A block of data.
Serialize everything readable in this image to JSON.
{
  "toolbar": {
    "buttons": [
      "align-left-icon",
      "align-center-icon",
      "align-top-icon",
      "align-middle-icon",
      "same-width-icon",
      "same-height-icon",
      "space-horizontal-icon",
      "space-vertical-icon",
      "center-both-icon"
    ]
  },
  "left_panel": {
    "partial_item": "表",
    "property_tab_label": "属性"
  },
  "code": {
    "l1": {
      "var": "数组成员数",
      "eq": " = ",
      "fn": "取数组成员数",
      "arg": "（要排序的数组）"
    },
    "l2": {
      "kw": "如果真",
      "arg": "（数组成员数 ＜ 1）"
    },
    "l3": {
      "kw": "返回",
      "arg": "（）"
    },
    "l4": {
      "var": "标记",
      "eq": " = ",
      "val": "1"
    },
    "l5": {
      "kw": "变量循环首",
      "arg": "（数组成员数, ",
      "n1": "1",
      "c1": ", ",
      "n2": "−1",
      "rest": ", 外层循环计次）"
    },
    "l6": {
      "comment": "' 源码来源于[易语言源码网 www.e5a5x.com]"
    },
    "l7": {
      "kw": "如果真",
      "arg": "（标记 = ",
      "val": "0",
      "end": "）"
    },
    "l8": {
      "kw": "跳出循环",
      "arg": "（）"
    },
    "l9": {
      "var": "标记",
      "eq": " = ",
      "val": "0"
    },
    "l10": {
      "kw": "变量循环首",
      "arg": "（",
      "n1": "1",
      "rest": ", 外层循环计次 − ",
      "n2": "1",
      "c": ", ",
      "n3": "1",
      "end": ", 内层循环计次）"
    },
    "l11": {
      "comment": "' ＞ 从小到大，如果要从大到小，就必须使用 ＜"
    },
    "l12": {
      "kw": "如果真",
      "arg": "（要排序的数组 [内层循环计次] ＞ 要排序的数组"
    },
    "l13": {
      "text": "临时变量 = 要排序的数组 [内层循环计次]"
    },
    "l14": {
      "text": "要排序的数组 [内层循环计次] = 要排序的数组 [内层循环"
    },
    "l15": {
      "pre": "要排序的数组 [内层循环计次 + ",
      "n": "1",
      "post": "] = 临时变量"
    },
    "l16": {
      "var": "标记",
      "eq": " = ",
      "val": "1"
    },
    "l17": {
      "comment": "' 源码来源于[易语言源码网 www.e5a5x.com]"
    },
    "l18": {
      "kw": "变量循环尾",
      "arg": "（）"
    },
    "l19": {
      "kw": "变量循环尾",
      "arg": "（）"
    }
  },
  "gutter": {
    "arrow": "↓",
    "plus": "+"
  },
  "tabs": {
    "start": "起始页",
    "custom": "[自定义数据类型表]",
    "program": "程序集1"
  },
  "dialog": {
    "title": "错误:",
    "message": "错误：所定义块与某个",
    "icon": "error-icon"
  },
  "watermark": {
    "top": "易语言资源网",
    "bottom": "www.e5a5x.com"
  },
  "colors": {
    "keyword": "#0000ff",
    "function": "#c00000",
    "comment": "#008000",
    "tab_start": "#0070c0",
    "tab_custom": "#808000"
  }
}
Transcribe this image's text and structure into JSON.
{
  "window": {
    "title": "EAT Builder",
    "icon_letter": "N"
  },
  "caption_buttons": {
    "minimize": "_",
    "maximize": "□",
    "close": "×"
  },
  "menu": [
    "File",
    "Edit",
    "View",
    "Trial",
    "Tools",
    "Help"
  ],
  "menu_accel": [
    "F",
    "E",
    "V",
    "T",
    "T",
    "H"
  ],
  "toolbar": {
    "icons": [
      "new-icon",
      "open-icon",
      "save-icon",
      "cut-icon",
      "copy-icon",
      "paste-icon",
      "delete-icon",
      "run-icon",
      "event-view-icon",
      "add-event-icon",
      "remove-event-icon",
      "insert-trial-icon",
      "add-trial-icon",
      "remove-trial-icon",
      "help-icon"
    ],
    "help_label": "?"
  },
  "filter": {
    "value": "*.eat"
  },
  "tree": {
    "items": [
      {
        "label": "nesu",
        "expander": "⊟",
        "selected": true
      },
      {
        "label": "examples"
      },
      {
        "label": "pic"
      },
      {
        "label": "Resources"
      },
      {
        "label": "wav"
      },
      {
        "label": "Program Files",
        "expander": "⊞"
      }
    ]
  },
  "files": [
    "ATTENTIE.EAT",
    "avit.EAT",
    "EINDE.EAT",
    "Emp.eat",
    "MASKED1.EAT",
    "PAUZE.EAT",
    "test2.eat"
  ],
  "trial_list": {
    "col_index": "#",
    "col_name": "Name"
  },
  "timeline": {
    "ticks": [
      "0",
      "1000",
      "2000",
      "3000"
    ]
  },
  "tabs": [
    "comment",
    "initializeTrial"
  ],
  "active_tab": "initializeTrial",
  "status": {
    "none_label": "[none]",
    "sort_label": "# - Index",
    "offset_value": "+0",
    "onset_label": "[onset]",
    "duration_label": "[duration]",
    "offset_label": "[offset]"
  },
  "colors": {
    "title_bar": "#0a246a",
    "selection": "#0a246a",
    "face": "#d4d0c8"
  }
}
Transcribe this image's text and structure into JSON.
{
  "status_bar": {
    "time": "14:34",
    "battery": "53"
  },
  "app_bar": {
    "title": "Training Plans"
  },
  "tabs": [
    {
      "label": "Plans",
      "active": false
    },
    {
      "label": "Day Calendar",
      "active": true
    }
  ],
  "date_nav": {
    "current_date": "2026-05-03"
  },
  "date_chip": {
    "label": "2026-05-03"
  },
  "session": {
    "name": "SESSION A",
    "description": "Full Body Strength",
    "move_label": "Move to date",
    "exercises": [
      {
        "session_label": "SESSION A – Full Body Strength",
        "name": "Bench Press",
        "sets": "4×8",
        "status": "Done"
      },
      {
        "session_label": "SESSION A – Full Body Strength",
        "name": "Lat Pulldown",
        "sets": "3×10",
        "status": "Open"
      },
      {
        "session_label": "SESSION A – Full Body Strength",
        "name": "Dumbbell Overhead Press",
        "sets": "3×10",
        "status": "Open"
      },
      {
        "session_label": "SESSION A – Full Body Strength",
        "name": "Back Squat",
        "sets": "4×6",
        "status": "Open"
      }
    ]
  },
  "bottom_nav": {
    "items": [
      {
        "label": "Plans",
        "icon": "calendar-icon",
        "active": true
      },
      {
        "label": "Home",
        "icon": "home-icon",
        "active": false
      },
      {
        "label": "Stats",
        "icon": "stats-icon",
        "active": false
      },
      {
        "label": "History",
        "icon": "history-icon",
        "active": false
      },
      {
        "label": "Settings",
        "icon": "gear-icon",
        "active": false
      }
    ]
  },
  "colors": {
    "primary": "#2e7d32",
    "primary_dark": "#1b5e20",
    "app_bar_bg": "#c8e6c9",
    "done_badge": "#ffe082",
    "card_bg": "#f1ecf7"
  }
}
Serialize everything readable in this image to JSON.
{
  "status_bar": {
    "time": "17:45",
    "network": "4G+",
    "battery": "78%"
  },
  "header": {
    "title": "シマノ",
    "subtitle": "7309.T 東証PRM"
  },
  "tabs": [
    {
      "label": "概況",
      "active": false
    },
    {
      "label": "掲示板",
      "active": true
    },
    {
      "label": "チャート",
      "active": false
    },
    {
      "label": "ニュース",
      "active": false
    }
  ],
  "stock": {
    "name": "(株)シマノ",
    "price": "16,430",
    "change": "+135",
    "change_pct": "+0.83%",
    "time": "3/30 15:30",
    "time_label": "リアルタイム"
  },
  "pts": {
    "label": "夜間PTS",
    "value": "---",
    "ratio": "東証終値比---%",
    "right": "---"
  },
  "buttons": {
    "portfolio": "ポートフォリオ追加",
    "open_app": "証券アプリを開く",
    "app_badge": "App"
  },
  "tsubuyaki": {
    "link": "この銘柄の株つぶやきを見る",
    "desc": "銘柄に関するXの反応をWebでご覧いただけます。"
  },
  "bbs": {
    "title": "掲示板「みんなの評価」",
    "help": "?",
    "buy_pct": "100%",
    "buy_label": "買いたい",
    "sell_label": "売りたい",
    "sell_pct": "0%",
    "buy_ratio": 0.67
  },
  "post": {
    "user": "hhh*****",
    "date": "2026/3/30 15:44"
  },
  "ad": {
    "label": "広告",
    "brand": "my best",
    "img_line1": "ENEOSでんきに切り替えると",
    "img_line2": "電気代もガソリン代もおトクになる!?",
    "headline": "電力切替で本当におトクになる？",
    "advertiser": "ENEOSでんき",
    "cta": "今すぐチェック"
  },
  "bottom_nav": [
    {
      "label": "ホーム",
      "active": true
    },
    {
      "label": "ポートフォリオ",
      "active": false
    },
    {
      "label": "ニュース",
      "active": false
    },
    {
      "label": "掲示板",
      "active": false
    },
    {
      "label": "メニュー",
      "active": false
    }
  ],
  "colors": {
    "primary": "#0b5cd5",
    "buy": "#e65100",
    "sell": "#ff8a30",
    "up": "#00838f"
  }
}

Direction.
Show all lines from the data above in which the word "initializeTrial" appears.

Result of this task.
    "initializeTrial"
  "active_tab": "initializeTrial",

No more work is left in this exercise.